> **YOUR INSTRUCTIONS**
Where the string "derselben" occurs in the material below, report the whole line.

> **MATERIAL TO PROCESS**

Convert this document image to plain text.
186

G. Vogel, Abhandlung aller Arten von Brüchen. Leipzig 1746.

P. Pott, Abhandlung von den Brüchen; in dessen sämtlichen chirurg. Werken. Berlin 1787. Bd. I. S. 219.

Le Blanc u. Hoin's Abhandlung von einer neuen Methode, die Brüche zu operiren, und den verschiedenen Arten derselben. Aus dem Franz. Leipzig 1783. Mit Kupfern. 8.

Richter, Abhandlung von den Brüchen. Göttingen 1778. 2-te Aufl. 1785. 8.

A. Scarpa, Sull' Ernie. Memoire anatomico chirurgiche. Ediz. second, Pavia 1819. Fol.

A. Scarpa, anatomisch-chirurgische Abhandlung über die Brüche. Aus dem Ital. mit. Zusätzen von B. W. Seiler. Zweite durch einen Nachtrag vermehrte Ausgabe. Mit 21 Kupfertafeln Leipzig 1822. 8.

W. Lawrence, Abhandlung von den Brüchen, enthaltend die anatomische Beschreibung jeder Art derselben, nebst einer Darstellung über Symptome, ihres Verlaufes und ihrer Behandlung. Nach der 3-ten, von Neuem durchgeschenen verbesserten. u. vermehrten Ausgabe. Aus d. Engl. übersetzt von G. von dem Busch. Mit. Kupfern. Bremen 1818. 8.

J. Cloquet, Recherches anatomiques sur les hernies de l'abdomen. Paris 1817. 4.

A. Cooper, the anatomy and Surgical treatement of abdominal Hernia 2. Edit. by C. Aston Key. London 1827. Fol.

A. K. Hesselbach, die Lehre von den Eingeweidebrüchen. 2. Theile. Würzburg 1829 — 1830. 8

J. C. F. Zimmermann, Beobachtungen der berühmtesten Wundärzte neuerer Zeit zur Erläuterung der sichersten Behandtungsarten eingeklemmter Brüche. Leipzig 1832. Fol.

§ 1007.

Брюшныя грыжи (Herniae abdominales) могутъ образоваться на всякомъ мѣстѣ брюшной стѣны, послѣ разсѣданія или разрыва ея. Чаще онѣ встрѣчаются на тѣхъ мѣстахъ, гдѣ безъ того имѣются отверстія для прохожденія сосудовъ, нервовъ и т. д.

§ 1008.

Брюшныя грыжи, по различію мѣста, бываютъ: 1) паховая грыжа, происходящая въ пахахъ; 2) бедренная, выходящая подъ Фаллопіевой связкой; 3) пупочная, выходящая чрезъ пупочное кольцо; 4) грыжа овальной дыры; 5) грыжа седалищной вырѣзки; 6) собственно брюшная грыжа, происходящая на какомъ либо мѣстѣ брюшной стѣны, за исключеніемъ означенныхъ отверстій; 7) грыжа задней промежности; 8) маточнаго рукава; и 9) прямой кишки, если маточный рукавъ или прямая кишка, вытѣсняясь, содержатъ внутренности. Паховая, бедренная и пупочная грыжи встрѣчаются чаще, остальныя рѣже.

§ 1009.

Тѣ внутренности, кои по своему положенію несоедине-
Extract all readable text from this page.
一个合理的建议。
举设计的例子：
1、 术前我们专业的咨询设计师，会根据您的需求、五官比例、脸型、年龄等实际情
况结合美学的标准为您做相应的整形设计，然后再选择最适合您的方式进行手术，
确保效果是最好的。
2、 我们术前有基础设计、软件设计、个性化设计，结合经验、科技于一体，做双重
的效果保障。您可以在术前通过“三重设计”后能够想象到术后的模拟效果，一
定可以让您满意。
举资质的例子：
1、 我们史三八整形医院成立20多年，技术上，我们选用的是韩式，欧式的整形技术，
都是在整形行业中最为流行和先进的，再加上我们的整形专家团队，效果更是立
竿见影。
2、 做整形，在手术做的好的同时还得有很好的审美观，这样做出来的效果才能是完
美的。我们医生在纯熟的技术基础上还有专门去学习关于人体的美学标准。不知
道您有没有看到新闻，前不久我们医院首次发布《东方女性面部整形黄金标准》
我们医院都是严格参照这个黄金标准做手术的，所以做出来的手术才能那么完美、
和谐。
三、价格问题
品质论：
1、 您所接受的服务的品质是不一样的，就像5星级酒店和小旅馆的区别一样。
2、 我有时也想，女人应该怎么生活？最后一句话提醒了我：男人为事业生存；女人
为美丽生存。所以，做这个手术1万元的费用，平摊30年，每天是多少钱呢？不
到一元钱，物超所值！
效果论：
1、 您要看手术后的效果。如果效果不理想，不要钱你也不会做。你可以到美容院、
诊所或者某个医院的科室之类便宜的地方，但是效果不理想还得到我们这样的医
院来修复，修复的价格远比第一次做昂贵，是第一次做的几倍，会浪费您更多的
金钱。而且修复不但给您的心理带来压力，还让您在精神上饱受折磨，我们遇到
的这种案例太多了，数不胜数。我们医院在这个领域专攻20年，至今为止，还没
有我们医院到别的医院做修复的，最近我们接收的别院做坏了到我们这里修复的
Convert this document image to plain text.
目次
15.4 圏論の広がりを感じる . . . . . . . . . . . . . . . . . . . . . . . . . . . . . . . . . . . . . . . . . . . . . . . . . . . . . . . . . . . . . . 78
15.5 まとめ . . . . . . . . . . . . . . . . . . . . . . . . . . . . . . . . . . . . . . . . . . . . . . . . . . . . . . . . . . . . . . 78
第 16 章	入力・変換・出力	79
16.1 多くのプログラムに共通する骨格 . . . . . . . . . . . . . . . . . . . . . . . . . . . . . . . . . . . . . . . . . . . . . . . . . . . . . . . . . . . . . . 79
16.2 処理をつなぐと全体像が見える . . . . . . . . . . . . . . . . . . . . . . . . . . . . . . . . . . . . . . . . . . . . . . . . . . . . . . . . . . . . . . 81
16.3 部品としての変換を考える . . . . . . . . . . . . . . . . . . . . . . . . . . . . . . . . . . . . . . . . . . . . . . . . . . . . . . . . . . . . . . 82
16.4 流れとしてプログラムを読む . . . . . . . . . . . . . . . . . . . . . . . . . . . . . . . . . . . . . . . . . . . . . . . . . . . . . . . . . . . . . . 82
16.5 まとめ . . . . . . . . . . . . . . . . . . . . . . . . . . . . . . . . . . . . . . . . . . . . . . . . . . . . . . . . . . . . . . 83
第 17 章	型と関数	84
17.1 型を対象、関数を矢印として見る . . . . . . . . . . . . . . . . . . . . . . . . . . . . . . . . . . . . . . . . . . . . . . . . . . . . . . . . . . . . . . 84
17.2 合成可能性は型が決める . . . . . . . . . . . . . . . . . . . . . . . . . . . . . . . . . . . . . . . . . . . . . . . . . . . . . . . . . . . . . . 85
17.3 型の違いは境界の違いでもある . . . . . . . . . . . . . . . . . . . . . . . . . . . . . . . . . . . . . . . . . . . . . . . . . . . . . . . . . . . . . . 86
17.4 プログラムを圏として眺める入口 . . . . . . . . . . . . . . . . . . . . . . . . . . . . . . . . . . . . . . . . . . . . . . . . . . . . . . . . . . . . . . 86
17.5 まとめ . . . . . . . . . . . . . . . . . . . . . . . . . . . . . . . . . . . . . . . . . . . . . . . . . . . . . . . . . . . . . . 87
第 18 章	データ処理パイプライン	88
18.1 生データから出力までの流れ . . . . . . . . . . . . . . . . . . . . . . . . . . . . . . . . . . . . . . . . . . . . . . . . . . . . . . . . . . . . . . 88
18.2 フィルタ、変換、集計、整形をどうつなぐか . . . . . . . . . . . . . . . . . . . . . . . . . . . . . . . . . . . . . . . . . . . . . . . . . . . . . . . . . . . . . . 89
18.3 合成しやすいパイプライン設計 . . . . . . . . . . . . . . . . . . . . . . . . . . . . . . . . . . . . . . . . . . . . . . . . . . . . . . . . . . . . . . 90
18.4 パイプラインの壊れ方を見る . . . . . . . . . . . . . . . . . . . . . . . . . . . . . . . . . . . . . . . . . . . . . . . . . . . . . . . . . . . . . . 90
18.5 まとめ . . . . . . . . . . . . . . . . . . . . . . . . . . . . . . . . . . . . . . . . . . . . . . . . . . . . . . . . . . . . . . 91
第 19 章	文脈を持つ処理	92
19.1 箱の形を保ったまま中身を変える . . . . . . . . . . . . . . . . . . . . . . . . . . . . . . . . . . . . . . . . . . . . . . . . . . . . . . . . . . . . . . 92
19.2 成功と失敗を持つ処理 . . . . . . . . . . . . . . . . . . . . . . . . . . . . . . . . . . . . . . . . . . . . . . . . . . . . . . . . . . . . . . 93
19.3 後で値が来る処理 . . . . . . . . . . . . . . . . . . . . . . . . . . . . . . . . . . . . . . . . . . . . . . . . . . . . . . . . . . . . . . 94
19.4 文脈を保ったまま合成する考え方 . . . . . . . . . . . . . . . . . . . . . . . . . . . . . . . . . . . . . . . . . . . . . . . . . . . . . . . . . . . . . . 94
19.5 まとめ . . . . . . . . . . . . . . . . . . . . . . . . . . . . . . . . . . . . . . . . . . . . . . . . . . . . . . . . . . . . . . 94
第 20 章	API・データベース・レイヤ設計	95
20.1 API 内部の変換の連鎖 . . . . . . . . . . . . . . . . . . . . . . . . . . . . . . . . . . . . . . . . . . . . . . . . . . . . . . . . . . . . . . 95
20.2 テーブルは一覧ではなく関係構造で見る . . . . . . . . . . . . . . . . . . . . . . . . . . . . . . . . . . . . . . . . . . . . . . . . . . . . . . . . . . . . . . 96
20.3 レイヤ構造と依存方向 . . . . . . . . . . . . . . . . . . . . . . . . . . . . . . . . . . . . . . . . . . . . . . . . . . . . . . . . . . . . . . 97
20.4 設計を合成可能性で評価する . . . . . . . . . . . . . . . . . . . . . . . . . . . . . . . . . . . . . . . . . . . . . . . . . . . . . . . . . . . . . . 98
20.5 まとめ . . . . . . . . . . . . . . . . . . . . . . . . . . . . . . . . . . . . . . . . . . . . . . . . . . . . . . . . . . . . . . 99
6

> **WORKED ANSWER**
Le Blanc u. Hoin's Abhandlung von einer neuen Methode, die Brüche zu operiren, und den verschiedenen Arten derselben. Aus dem Franz. Leipzig 1783. Mit Kupfern. 8.
W. Lawrence, Abhandlung von den Brüchen, enthaltend die anatomische Beschreibung jeder Art derselben, nebst einer Darstellung über Symptome, ihres Verlaufes und ihrer Behandlung. Nach der 3-ten, von Neuem durchgeschenen verbesserten. u. vermehrten Ausgabe. Aus d. Engl. übersetzt von G. von dem Busch. Mit. Kupfern. Bremen 1818. 8.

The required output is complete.